--- START MATERIAL ---

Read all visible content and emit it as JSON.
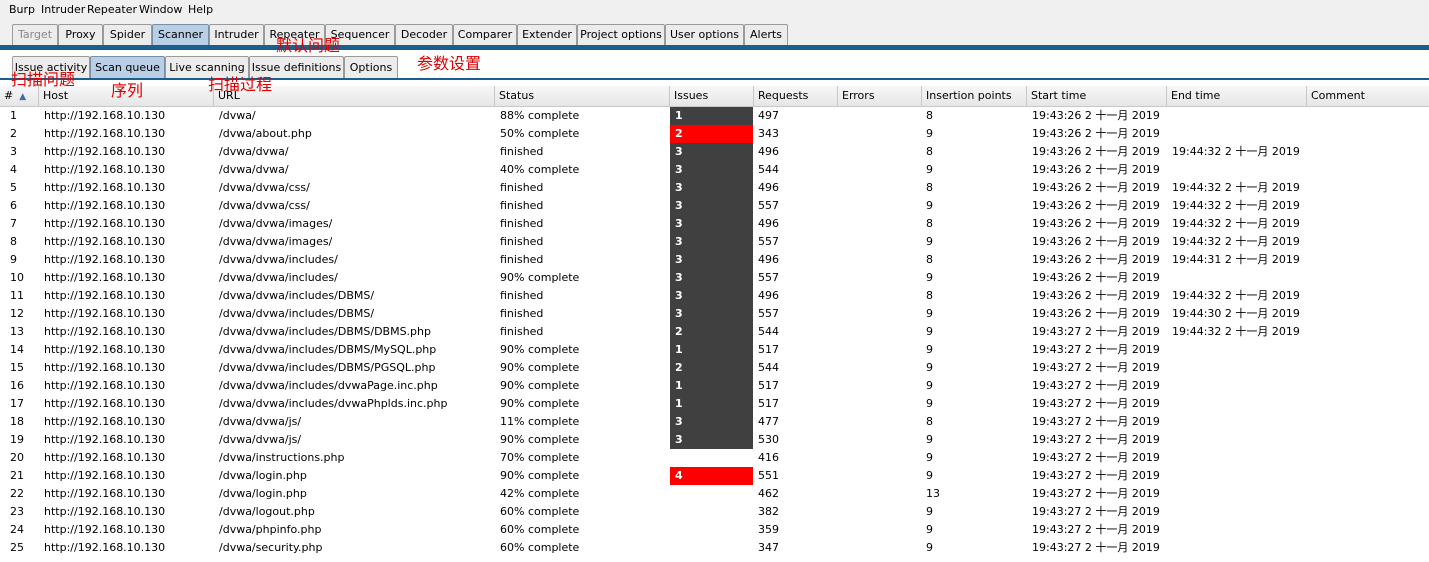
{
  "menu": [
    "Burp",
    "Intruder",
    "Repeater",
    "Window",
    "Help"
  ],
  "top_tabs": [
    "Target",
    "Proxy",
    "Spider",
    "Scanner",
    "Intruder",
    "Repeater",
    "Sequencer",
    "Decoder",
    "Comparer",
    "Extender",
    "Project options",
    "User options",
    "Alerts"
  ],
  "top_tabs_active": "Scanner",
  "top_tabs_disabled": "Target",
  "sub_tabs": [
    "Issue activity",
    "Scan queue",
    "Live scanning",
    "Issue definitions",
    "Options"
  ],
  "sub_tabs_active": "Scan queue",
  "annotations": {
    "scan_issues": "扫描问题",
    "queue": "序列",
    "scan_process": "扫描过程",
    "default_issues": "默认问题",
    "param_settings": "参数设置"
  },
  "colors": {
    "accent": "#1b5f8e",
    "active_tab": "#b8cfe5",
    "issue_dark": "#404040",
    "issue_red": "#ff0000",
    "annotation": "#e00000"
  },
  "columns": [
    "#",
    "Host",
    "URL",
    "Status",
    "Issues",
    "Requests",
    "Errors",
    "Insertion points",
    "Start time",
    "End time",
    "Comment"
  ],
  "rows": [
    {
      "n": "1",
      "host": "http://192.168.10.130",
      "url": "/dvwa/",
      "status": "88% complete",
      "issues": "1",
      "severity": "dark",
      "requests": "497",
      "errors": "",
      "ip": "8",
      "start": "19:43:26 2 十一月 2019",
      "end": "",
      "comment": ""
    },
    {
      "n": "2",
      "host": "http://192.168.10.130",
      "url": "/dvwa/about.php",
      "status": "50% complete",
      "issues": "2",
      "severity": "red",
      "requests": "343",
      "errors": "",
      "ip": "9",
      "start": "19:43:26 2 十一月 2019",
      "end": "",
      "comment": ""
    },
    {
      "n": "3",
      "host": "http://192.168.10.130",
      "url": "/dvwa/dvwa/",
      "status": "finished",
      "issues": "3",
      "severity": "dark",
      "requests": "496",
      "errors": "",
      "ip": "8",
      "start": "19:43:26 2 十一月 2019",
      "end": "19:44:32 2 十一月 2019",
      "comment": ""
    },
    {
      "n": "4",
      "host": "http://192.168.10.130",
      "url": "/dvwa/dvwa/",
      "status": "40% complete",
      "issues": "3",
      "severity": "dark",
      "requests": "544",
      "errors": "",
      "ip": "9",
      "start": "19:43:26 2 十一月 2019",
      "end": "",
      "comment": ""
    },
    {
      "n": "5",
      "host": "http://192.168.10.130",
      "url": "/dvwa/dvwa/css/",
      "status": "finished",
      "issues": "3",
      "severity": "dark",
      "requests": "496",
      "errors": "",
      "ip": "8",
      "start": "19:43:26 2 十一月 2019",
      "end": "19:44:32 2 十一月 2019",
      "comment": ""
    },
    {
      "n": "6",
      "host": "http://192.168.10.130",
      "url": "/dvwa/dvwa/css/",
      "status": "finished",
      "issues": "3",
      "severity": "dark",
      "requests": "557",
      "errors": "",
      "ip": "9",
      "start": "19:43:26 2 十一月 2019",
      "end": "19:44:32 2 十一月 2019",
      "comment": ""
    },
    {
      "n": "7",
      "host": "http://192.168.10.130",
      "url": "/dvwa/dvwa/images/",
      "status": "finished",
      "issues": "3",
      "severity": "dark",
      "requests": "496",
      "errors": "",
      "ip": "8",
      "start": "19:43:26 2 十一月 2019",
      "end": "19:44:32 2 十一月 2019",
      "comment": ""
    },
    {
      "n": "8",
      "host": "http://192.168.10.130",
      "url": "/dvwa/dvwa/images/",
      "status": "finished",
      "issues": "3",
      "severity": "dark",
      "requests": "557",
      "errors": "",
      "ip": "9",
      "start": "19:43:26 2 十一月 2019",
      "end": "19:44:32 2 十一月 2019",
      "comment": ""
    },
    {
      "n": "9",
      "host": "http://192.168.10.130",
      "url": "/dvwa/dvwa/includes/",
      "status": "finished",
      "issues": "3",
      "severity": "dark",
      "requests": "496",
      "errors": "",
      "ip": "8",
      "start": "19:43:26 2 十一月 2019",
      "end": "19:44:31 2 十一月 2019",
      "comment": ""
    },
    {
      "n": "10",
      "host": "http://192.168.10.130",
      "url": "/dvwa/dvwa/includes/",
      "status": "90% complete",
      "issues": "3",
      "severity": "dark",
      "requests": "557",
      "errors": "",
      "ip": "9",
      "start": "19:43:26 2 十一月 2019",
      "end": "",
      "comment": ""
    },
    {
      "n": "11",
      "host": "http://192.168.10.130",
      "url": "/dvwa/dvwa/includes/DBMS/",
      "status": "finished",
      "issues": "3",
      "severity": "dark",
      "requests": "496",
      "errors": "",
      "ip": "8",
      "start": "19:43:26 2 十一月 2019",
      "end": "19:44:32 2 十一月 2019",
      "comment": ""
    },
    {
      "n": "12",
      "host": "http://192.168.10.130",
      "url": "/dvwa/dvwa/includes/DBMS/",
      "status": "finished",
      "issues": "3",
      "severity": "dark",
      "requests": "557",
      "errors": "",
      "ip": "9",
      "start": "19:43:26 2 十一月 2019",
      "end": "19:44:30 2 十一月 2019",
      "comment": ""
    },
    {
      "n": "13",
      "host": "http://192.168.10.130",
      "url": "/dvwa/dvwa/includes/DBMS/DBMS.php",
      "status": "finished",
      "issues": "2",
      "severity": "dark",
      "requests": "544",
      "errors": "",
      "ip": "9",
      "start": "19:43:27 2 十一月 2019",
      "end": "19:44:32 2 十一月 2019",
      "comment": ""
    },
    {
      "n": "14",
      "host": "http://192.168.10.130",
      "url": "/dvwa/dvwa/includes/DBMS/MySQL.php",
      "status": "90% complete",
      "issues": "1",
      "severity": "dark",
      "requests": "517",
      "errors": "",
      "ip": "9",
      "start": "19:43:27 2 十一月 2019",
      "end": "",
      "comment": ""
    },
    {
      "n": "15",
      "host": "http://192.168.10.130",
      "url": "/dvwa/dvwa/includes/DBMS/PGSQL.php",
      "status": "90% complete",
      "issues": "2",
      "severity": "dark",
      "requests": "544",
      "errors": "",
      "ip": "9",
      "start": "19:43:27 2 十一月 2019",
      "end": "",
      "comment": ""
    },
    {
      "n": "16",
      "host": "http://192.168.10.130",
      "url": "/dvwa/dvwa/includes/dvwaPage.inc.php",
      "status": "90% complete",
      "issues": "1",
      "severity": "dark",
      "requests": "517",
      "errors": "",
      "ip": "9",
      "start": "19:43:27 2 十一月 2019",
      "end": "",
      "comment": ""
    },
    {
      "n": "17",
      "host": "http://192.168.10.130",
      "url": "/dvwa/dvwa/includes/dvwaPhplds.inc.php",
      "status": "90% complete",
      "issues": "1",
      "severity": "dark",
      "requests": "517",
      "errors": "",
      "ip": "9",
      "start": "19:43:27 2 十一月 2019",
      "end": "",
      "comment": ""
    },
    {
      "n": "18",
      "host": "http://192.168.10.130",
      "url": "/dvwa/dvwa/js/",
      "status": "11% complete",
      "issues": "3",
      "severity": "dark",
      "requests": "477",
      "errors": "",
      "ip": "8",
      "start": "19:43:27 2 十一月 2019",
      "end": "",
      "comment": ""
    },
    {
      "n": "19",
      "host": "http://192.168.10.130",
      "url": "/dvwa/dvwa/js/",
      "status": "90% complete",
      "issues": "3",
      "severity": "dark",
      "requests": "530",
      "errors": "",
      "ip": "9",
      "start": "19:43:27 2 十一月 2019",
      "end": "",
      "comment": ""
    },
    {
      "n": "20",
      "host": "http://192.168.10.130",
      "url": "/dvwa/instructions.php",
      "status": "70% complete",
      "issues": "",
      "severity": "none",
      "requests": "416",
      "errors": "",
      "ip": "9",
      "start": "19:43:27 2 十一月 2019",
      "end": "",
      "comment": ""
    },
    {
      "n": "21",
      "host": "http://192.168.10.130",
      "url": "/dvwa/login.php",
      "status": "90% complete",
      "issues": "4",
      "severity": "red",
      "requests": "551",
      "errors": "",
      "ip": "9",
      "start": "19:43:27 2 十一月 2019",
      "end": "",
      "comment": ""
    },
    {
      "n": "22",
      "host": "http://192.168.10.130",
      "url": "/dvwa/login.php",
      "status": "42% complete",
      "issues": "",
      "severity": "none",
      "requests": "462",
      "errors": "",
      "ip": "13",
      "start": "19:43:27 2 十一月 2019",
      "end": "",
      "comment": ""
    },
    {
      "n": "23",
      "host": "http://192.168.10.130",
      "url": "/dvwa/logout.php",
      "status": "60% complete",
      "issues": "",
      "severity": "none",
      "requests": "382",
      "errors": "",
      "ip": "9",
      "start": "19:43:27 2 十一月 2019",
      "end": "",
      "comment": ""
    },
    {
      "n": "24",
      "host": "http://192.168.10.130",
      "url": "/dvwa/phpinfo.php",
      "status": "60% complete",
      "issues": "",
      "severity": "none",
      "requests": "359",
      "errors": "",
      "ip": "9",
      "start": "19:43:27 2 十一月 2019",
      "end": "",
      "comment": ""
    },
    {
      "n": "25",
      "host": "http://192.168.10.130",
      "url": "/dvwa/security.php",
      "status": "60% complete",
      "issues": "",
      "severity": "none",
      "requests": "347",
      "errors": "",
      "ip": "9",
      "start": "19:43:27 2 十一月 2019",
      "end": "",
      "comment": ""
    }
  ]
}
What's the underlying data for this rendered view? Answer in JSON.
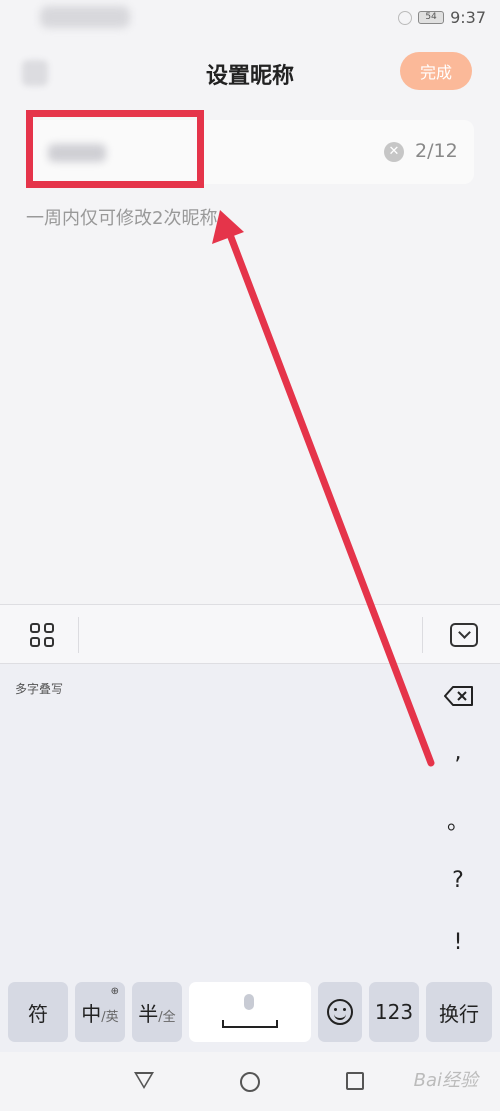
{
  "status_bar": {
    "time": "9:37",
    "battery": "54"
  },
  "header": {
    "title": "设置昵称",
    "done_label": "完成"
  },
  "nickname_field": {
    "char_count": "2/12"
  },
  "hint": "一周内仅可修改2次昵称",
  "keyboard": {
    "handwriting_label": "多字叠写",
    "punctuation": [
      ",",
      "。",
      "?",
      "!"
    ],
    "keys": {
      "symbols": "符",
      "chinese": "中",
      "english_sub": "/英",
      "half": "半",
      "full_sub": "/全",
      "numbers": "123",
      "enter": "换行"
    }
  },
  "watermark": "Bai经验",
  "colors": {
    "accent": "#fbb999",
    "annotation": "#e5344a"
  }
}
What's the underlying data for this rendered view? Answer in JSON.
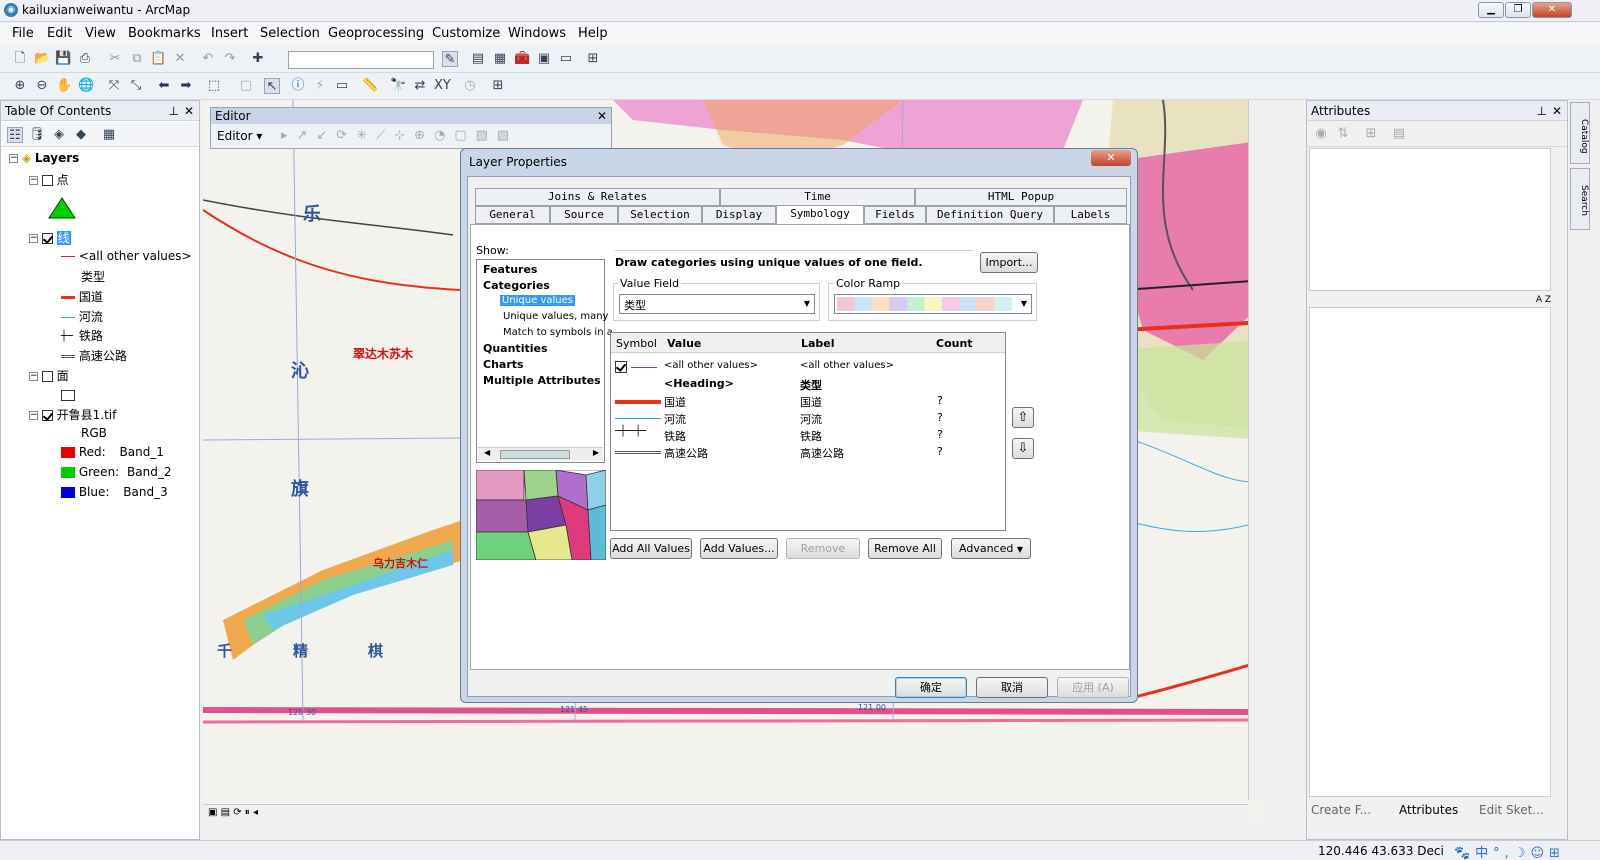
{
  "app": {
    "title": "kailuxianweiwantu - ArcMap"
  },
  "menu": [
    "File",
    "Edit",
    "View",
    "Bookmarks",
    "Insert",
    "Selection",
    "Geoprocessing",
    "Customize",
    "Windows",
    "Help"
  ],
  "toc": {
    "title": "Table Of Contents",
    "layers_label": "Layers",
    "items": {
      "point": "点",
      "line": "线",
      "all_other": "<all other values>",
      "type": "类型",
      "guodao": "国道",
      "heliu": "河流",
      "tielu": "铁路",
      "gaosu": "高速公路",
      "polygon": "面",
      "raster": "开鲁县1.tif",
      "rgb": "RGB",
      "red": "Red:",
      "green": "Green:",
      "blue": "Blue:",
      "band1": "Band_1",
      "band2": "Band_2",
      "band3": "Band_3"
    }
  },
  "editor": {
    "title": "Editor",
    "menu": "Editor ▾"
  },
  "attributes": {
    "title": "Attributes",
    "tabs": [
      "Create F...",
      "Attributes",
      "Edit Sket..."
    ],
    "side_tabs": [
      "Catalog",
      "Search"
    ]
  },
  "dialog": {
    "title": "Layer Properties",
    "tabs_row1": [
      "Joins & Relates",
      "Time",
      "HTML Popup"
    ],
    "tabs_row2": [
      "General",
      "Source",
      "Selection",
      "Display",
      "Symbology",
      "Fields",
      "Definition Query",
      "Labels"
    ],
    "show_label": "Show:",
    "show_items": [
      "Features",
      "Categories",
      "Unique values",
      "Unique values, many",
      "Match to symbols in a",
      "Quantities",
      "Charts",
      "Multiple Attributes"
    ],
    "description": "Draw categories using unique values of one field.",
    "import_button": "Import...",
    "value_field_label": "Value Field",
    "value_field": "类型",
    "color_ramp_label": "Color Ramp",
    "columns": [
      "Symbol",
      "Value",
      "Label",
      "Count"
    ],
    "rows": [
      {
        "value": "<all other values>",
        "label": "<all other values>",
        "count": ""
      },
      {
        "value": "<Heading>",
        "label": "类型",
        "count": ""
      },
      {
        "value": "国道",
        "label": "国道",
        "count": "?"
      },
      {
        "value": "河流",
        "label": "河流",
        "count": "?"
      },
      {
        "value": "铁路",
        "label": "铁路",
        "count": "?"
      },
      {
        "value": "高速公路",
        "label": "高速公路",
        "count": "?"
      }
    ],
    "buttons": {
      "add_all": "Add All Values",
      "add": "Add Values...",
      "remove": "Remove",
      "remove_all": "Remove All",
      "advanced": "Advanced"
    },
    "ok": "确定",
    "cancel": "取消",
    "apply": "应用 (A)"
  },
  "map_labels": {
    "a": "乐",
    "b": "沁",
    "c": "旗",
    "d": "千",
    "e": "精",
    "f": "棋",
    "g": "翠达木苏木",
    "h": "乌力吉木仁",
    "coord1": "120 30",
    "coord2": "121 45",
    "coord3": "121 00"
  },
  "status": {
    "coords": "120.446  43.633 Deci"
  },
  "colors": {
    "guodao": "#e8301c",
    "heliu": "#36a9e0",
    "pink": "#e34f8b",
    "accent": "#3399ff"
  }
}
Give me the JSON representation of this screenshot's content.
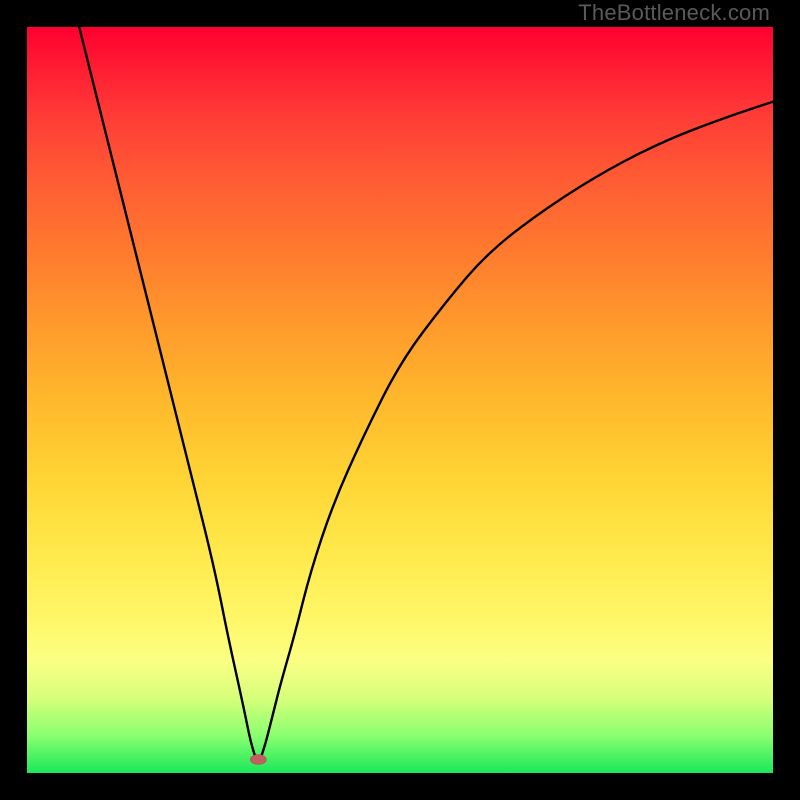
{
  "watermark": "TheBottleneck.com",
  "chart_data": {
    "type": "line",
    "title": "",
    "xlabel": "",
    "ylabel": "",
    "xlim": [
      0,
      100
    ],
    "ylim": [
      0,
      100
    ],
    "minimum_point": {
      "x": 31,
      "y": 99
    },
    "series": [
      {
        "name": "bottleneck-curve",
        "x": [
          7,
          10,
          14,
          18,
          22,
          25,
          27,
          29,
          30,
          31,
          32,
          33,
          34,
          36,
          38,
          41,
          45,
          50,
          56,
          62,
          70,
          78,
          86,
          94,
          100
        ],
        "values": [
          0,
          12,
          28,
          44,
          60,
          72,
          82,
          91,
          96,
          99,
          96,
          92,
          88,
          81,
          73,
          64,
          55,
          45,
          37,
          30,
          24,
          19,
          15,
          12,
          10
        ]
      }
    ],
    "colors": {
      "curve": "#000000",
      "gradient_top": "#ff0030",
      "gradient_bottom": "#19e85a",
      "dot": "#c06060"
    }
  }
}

--- END MATERIAL ---

### WRITTEN REQUEST
Your output should consist solely of the lines from the line containing "Give me the" through the end of the data above, copied exactly, with images removed.

### WRITTEN RESPONSE
Give me the JSON representation of this screenshot's content.
{
  "watermark": "TheBottleneck.com",
  "chart_data": {
    "type": "line",
    "title": "",
    "xlabel": "",
    "ylabel": "",
    "xlim": [
      0,
      100
    ],
    "ylim": [
      0,
      100
    ],
    "minimum_point": {
      "x": 31,
      "y": 99
    },
    "series": [
      {
        "name": "bottleneck-curve",
        "x": [
          7,
          10,
          14,
          18,
          22,
          25,
          27,
          29,
          30,
          31,
          32,
          33,
          34,
          36,
          38,
          41,
          45,
          50,
          56,
          62,
          70,
          78,
          86,
          94,
          100
        ],
        "values": [
          0,
          12,
          28,
          44,
          60,
          72,
          82,
          91,
          96,
          99,
          96,
          92,
          88,
          81,
          73,
          64,
          55,
          45,
          37,
          30,
          24,
          19,
          15,
          12,
          10
        ]
      }
    ],
    "colors": {
      "curve": "#000000",
      "gradient_top": "#ff0030",
      "gradient_bottom": "#19e85a",
      "dot": "#c06060"
    }
  }
}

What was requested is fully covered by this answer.